EXERCISE DETAILS:
Every line of the data must be copied exactly.
— begin —
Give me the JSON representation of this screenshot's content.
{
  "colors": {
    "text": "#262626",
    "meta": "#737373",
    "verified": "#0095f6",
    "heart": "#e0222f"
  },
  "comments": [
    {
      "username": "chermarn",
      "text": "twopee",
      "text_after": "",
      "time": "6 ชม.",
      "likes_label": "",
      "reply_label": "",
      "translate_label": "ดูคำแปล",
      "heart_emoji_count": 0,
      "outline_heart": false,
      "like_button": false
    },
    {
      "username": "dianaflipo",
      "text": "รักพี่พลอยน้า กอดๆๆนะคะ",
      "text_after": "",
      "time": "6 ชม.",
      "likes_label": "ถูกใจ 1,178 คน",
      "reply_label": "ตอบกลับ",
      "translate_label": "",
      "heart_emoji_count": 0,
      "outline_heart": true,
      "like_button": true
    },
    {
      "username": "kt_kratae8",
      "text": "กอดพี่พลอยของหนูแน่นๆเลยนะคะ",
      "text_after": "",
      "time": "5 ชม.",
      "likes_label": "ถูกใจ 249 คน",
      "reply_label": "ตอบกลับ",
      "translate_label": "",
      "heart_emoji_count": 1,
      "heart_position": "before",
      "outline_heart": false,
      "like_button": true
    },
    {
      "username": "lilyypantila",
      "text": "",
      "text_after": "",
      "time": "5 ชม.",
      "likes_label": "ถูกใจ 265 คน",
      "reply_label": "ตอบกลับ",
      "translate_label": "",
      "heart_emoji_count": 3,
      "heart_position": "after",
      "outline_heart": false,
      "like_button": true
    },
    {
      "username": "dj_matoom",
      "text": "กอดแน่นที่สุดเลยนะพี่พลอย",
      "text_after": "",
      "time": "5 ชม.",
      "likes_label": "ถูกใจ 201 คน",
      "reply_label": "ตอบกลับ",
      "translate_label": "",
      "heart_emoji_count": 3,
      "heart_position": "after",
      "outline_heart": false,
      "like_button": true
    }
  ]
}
— end —
WRITTEN ANSWER:
Give me the JSON representation of this screenshot's content.
{
  "colors": {
    "text": "#262626",
    "meta": "#737373",
    "verified": "#0095f6",
    "heart": "#e0222f"
  },
  "comments": [
    {
      "username": "chermarn",
      "text": "twopee",
      "text_after": "",
      "time": "6 ชม.",
      "likes_label": "",
      "reply_label": "",
      "translate_label": "ดูคำแปล",
      "heart_emoji_count": 0,
      "outline_heart": false,
      "like_button": false
    },
    {
      "username": "dianaflipo",
      "text": "รักพี่พลอยน้า กอดๆๆนะคะ",
      "text_after": "",
      "time": "6 ชม.",
      "likes_label": "ถูกใจ 1,178 คน",
      "reply_label": "ตอบกลับ",
      "translate_label": "",
      "heart_emoji_count": 0,
      "outline_heart": true,
      "like_button": true
    },
    {
      "username": "kt_kratae8",
      "text": "กอดพี่พลอยของหนูแน่นๆเลยนะคะ",
      "text_after": "",
      "time": "5 ชม.",
      "likes_label": "ถูกใจ 249 คน",
      "reply_label": "ตอบกลับ",
      "translate_label": "",
      "heart_emoji_count": 1,
      "heart_position": "before",
      "outline_heart": false,
      "like_button": true
    },
    {
      "username": "lilyypantila",
      "text": "",
      "text_after": "",
      "time": "5 ชม.",
      "likes_label": "ถูกใจ 265 คน",
      "reply_label": "ตอบกลับ",
      "translate_label": "",
      "heart_emoji_count": 3,
      "heart_position": "after",
      "outline_heart": false,
      "like_button": true
    },
    {
      "username": "dj_matoom",
      "text": "กอดแน่นที่สุดเลยนะพี่พลอย",
      "text_after": "",
      "time": "5 ชม.",
      "likes_label": "ถูกใจ 201 คน",
      "reply_label": "ตอบกลับ",
      "translate_label": "",
      "heart_emoji_count": 3,
      "heart_position": "after",
      "outline_heart": false,
      "like_button": true
    }
  ]
}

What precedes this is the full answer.